**Problem:**
The entries below should be quoted exactly, with no pictures carried over.

-- START OF Records provided --

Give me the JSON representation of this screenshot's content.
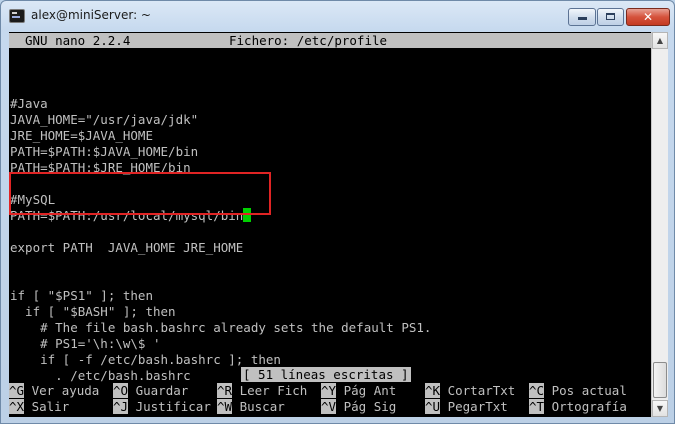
{
  "window": {
    "title": "alex@miniServer: ~",
    "app_icon": "terminal-icon",
    "controls": {
      "minimize": "minimize-icon",
      "maximize": "maximize-icon",
      "close_glyph": "✕"
    }
  },
  "nano": {
    "version": "GNU nano 2.2.4",
    "file_label": "Fichero: /etc/profile",
    "lines": [
      "",
      "#Java",
      "JAVA_HOME=\"/usr/java/jdk\"",
      "JRE_HOME=$JAVA_HOME",
      "PATH=$PATH:$JAVA_HOME/bin",
      "PATH=$PATH:$JRE_HOME/bin",
      "",
      "#MySQL",
      "PATH=$PATH:/usr/local/mysql/bin",
      "",
      "export PATH  JAVA_HOME JRE_HOME",
      "",
      "",
      "if [ \"$PS1\" ]; then",
      "  if [ \"$BASH\" ]; then",
      "    # The file bash.bashrc already sets the default PS1.",
      "    # PS1='\\h:\\w\\$ '",
      "    if [ -f /etc/bash.bashrc ]; then",
      "      . /etc/bash.bashrc"
    ],
    "status": "[ 51 líneas escritas ]",
    "shortcuts_row1": [
      {
        "key": "^G",
        "label": "Ver ayuda"
      },
      {
        "key": "^O",
        "label": "Guardar"
      },
      {
        "key": "^R",
        "label": "Leer Fich"
      },
      {
        "key": "^Y",
        "label": "Pág Ant"
      },
      {
        "key": "^K",
        "label": "CortarTxt"
      },
      {
        "key": "^C",
        "label": "Pos actual"
      }
    ],
    "shortcuts_row2": [
      {
        "key": "^X",
        "label": "Salir"
      },
      {
        "key": "^J",
        "label": "Justificar"
      },
      {
        "key": "^W",
        "label": "Buscar"
      },
      {
        "key": "^V",
        "label": "Pág Sig"
      },
      {
        "key": "^U",
        "label": "PegarTxt"
      },
      {
        "key": "^T",
        "label": "Ortografía"
      }
    ]
  },
  "colors": {
    "terminal_bg": "#000000",
    "text": "#c0c0c0",
    "cursor": "#00d000",
    "highlight_border": "#e02424"
  }
}
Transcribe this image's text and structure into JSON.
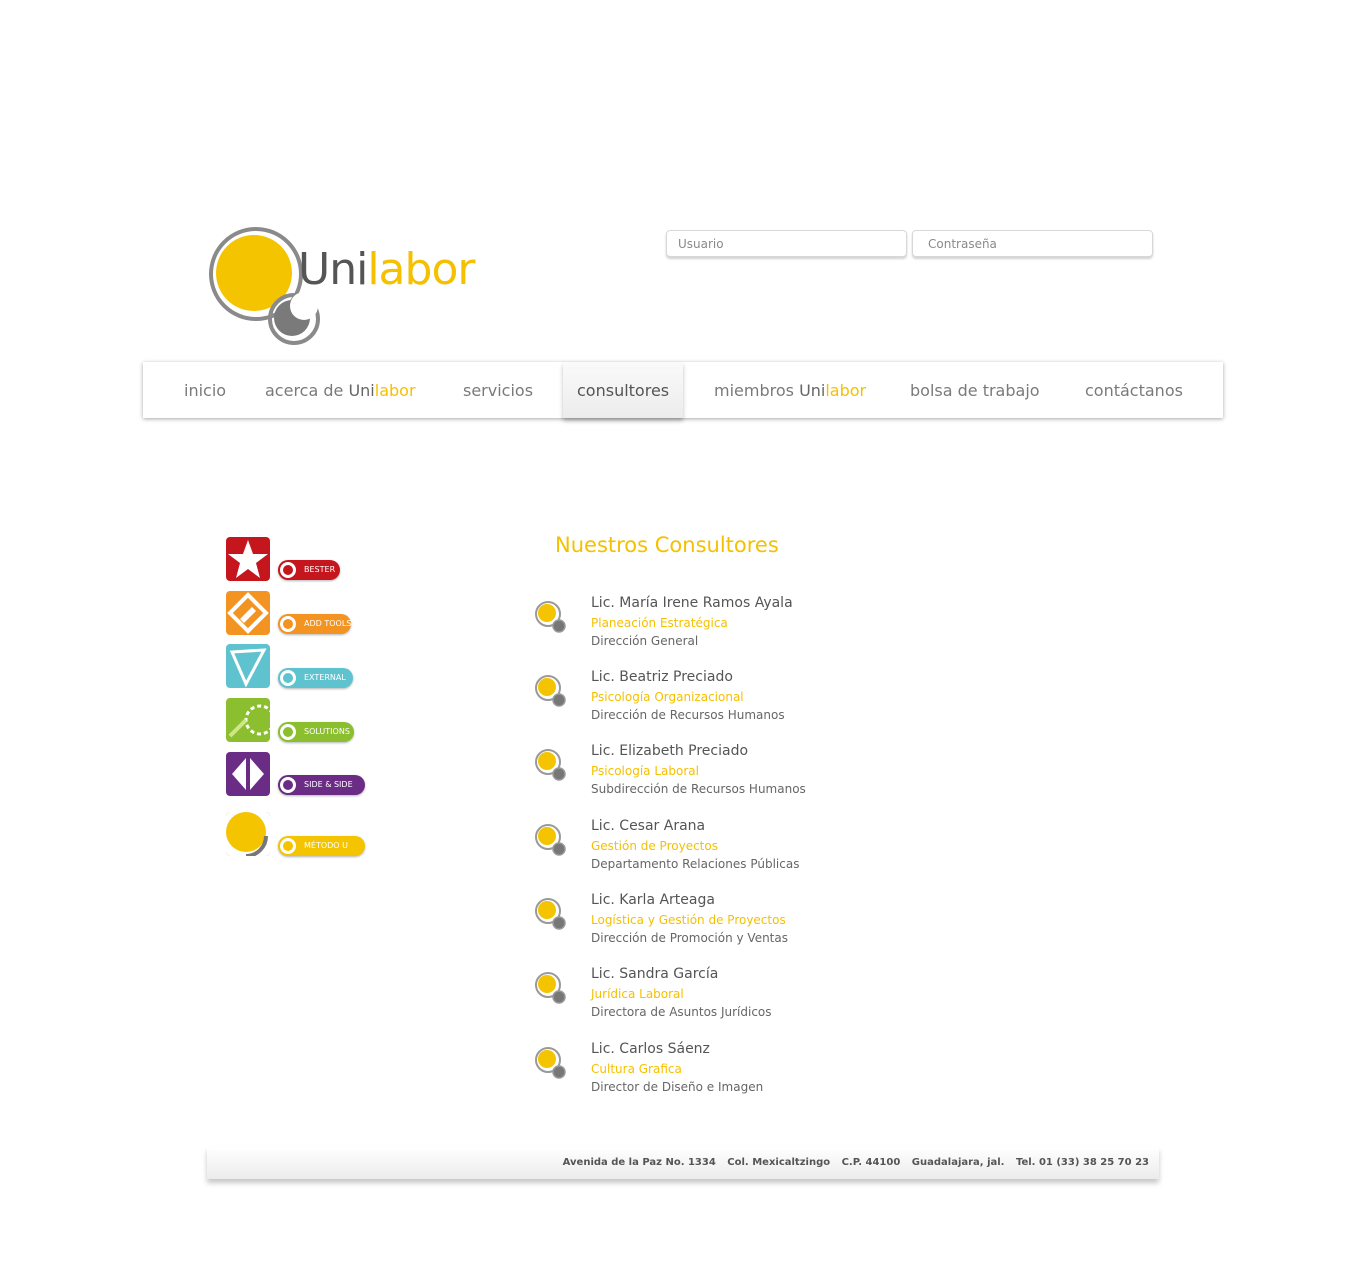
{
  "logo": {
    "part1": "Uni",
    "part2": "labor",
    "colors": {
      "accent": "#f5c000",
      "grey": "#555555"
    }
  },
  "login": {
    "user_placeholder": "Usuario",
    "pass_placeholder": "Contraseña"
  },
  "nav": {
    "inicio": "inicio",
    "acerca_prefix": "acerca de ",
    "acerca_uni": "Uni",
    "acerca_labor": "labor",
    "servicios": "servicios",
    "consultores": "consultores",
    "miembros_prefix": "miembros ",
    "miembros_uni": "Uni",
    "miembros_labor": "labor",
    "bolsa": "bolsa de trabajo",
    "contacto": "contáctanos",
    "active": "consultores"
  },
  "brands": [
    {
      "label": "BESTER",
      "color": "#c4161c",
      "icon": "star-icon"
    },
    {
      "label": "ADD TOOLS",
      "color": "#f39321",
      "icon": "pencil-icon"
    },
    {
      "label": "EXTERNAL",
      "color": "#5ec3cf",
      "icon": "external-icon"
    },
    {
      "label": "SOLUTIONS",
      "color": "#8cbf2f",
      "icon": "gear-icon"
    },
    {
      "label": "SIDE & SIDE",
      "color": "#6b2c86",
      "icon": "arrows-icon"
    },
    {
      "label": "MÉTODO U",
      "color": "#f5c400",
      "icon": "circle-icon"
    }
  ],
  "consultants": {
    "title": "Nuestros Consultores",
    "items": [
      {
        "name": "Lic. María Irene Ramos Ayala",
        "area": "Planeación Estratégica",
        "role": "Dirección General"
      },
      {
        "name": "Lic. Beatriz Preciado",
        "area": "Psicología Organizacional",
        "role": "Dirección de Recursos Humanos"
      },
      {
        "name": "Lic. Elizabeth Preciado",
        "area": "Psicología Laboral",
        "role": "Subdirección de Recursos Humanos"
      },
      {
        "name": "Lic. Cesar Arana",
        "area": "Gestión de Proyectos",
        "role": "Departamento Relaciones Públicas"
      },
      {
        "name": "Lic. Karla Arteaga",
        "area": "Logística y Gestión de Proyectos",
        "role": "Dirección de Promoción y Ventas"
      },
      {
        "name": "Lic. Sandra García",
        "area": "Jurídica Laboral",
        "role": "Directora de Asuntos Jurídicos"
      },
      {
        "name": "Lic. Carlos Sáenz",
        "area": "Cultura Grafica",
        "role": "Director de Diseño e Imagen"
      }
    ]
  },
  "footer": {
    "address": "Avenida de la Paz No. 1334",
    "colonia": "Col. Mexicaltzingo",
    "cp": "C.P. 44100",
    "city": "Guadalajara, jal.",
    "tel": "Tel. 01 (33) 38 25 70 23"
  }
}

-- END OF Records provided --

**Solution:**
Give me the JSON representation of this screenshot's content.
{
  "window": {
    "title": "alex@miniServer: ~",
    "app_icon": "terminal-icon",
    "controls": {
      "minimize": "minimize-icon",
      "maximize": "maximize-icon",
      "close_glyph": "✕"
    }
  },
  "nano": {
    "version": "GNU nano 2.2.4",
    "file_label": "Fichero: /etc/profile",
    "lines": [
      "",
      "#Java",
      "JAVA_HOME=\"/usr/java/jdk\"",
      "JRE_HOME=$JAVA_HOME",
      "PATH=$PATH:$JAVA_HOME/bin",
      "PATH=$PATH:$JRE_HOME/bin",
      "",
      "#MySQL",
      "PATH=$PATH:/usr/local/mysql/bin",
      "",
      "export PATH  JAVA_HOME JRE_HOME",
      "",
      "",
      "if [ \"$PS1\" ]; then",
      "  if [ \"$BASH\" ]; then",
      "    # The file bash.bashrc already sets the default PS1.",
      "    # PS1='\\h:\\w\\$ '",
      "    if [ -f /etc/bash.bashrc ]; then",
      "      . /etc/bash.bashrc"
    ],
    "status": "[ 51 líneas escritas ]",
    "shortcuts_row1": [
      {
        "key": "^G",
        "label": "Ver ayuda"
      },
      {
        "key": "^O",
        "label": "Guardar"
      },
      {
        "key": "^R",
        "label": "Leer Fich"
      },
      {
        "key": "^Y",
        "label": "Pág Ant"
      },
      {
        "key": "^K",
        "label": "CortarTxt"
      },
      {
        "key": "^C",
        "label": "Pos actual"
      }
    ],
    "shortcuts_row2": [
      {
        "key": "^X",
        "label": "Salir"
      },
      {
        "key": "^J",
        "label": "Justificar"
      },
      {
        "key": "^W",
        "label": "Buscar"
      },
      {
        "key": "^V",
        "label": "Pág Sig"
      },
      {
        "key": "^U",
        "label": "PegarTxt"
      },
      {
        "key": "^T",
        "label": "Ortografía"
      }
    ]
  },
  "colors": {
    "terminal_bg": "#000000",
    "text": "#c0c0c0",
    "cursor": "#00d000",
    "highlight_border": "#e02424"
  }
}
Transcribe this image's text and structure into JSON.
{
  "logo": {
    "part1": "Uni",
    "part2": "labor",
    "colors": {
      "accent": "#f5c000",
      "grey": "#555555"
    }
  },
  "login": {
    "user_placeholder": "Usuario",
    "pass_placeholder": "Contraseña"
  },
  "nav": {
    "inicio": "inicio",
    "acerca_prefix": "acerca de ",
    "acerca_uni": "Uni",
    "acerca_labor": "labor",
    "servicios": "servicios",
    "consultores": "consultores",
    "miembros_prefix": "miembros ",
    "miembros_uni": "Uni",
    "miembros_labor": "labor",
    "bolsa": "bolsa de trabajo",
    "contacto": "contáctanos",
    "active": "consultores"
  },
  "brands": [
    {
      "label": "BESTER",
      "color": "#c4161c",
      "icon": "star-icon"
    },
    {
      "label": "ADD TOOLS",
      "color": "#f39321",
      "icon": "pencil-icon"
    },
    {
      "label": "EXTERNAL",
      "color": "#5ec3cf",
      "icon": "external-icon"
    },
    {
      "label": "SOLUTIONS",
      "color": "#8cbf2f",
      "icon": "gear-icon"
    },
    {
      "label": "SIDE & SIDE",
      "color": "#6b2c86",
      "icon": "arrows-icon"
    },
    {
      "label": "MÉTODO U",
      "color": "#f5c400",
      "icon": "circle-icon"
    }
  ],
  "consultants": {
    "title": "Nuestros Consultores",
    "items": [
      {
        "name": "Lic. María Irene Ramos Ayala",
        "area": "Planeación Estratégica",
        "role": "Dirección General"
      },
      {
        "name": "Lic. Beatriz Preciado",
        "area": "Psicología Organizacional",
        "role": "Dirección de Recursos Humanos"
      },
      {
        "name": "Lic. Elizabeth Preciado",
        "area": "Psicología Laboral",
        "role": "Subdirección de Recursos Humanos"
      },
      {
        "name": "Lic. Cesar Arana",
        "area": "Gestión de Proyectos",
        "role": "Departamento Relaciones Públicas"
      },
      {
        "name": "Lic. Karla Arteaga",
        "area": "Logística y Gestión de Proyectos",
        "role": "Dirección de Promoción y Ventas"
      },
      {
        "name": "Lic. Sandra García",
        "area": "Jurídica Laboral",
        "role": "Directora de Asuntos Jurídicos"
      },
      {
        "name": "Lic. Carlos Sáenz",
        "area": "Cultura Grafica",
        "role": "Director de Diseño e Imagen"
      }
    ]
  },
  "footer": {
    "address": "Avenida de la Paz No. 1334",
    "colonia": "Col. Mexicaltzingo",
    "cp": "C.P. 44100",
    "city": "Guadalajara, jal.",
    "tel": "Tel. 01 (33) 38 25 70 23"
  }
}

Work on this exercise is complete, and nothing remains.